### WRITTEN TASK:
Pull out every line with the word "also" from the entries below.

>> begin

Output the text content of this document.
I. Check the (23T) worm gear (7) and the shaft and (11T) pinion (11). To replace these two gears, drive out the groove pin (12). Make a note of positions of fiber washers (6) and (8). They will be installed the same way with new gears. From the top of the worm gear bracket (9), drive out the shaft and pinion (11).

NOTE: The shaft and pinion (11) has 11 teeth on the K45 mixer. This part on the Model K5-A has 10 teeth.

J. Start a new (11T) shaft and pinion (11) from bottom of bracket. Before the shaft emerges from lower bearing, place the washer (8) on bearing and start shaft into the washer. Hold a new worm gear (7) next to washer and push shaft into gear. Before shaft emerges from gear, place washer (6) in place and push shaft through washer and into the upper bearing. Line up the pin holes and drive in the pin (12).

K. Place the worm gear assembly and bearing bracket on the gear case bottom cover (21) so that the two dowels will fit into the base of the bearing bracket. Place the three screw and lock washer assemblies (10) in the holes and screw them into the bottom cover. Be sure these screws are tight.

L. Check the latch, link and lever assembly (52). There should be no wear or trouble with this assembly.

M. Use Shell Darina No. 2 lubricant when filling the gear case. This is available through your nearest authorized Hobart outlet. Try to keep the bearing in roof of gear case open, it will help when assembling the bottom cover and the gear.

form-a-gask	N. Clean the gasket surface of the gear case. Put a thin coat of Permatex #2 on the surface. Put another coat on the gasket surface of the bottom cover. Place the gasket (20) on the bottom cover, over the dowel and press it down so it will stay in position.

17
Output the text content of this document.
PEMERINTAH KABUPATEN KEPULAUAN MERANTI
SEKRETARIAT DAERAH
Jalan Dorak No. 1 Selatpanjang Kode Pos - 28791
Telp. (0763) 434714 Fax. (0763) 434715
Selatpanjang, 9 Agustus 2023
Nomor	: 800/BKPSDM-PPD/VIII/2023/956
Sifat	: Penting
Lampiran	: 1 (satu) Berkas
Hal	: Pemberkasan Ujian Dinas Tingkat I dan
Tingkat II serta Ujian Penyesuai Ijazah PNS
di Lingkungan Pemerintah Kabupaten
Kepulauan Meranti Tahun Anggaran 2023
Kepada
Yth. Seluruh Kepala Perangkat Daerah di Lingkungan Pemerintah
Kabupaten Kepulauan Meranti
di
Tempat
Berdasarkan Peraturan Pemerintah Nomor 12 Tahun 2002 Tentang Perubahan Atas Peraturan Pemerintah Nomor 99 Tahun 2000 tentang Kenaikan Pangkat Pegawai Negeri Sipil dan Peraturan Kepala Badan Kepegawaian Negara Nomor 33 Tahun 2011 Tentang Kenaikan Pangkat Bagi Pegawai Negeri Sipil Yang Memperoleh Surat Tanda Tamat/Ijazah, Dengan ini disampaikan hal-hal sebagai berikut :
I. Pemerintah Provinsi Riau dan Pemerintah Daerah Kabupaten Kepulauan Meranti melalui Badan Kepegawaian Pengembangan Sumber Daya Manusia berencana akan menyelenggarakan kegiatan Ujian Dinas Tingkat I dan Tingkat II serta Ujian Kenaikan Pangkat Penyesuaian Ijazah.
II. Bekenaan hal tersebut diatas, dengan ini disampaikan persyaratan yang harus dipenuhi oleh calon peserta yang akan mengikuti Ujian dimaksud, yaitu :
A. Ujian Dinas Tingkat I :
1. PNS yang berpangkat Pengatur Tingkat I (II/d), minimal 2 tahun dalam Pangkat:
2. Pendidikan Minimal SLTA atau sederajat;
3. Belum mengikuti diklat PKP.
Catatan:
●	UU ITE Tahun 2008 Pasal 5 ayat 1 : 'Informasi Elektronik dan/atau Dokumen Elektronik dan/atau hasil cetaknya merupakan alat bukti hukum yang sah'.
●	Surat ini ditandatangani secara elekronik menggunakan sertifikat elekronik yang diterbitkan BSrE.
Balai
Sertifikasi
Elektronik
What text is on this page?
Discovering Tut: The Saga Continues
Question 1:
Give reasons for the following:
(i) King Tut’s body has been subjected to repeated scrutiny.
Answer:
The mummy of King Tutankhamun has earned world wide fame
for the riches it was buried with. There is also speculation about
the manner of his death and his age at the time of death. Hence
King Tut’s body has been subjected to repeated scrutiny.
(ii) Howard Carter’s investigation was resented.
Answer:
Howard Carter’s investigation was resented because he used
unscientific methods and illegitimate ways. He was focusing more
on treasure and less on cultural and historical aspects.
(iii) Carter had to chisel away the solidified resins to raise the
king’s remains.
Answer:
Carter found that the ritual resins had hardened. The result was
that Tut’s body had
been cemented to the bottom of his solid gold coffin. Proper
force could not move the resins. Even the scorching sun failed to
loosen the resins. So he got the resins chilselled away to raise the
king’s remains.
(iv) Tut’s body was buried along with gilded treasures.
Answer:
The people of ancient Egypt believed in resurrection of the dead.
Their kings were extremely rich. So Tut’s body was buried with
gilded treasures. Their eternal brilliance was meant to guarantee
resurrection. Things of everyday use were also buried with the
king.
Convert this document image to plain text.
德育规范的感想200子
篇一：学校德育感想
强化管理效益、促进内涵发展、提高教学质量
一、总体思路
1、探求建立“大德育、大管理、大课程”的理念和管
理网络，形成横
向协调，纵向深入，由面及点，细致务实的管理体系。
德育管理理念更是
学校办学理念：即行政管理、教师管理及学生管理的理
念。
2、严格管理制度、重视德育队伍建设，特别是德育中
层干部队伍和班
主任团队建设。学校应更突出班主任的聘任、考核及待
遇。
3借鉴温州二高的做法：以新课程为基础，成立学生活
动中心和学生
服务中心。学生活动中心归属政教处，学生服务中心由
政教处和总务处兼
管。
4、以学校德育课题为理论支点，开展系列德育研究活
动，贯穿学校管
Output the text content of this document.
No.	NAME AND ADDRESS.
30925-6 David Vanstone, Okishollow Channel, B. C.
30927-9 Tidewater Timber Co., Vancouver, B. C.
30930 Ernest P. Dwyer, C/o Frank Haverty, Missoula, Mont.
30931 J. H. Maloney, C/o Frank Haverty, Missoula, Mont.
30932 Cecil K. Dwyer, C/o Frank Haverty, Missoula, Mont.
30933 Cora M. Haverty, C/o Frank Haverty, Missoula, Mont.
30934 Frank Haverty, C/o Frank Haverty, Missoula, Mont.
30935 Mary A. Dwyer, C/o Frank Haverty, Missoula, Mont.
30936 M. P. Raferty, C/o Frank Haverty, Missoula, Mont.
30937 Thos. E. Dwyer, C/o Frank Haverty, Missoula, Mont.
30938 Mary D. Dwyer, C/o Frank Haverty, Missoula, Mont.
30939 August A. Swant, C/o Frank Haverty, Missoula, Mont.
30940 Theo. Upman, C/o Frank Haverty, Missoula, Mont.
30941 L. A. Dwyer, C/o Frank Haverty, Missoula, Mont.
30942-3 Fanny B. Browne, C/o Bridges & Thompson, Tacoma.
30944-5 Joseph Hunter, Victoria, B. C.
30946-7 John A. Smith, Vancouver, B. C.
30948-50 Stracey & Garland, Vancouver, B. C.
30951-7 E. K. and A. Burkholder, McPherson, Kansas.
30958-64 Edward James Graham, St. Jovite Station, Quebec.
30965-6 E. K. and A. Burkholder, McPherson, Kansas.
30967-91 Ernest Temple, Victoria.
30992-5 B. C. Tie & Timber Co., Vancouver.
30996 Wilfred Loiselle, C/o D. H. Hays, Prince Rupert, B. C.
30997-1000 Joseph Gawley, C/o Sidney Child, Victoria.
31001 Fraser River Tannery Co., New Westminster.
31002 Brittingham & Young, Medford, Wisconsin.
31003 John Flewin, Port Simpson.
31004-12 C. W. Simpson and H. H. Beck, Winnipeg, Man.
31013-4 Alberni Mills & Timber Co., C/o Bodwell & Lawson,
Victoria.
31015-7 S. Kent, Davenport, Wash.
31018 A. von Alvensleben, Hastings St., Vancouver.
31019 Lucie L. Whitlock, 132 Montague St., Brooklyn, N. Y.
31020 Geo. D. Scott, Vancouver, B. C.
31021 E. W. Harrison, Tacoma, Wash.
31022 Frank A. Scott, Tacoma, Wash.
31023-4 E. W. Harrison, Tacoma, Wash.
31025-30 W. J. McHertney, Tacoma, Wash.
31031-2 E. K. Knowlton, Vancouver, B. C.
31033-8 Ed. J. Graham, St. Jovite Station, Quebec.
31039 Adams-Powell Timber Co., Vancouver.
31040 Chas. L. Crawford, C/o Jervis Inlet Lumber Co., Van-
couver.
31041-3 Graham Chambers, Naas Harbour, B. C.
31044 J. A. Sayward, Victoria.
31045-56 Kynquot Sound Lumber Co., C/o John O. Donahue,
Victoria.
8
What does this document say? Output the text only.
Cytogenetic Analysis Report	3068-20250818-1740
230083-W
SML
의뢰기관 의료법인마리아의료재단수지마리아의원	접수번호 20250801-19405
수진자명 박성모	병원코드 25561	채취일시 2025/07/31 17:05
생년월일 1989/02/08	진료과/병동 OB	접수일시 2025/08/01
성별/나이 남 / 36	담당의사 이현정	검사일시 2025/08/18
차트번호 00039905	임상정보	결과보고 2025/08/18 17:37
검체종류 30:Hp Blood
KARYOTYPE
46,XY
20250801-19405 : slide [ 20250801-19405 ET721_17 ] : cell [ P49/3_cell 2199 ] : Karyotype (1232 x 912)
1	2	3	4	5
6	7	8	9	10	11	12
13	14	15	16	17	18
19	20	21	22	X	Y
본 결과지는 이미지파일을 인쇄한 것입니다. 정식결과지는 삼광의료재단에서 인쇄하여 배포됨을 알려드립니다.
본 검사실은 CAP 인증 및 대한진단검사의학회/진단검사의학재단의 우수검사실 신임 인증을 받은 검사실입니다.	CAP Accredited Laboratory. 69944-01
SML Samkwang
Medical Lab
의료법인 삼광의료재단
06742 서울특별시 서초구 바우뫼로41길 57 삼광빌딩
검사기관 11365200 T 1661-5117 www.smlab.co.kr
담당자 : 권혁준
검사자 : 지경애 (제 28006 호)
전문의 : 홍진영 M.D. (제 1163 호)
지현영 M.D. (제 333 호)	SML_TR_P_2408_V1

>> end

### OUTPUT FOR THIS TASK:
for the riches it was buried with. There is also speculation about
resurrection. Things of everyday use were also buried with the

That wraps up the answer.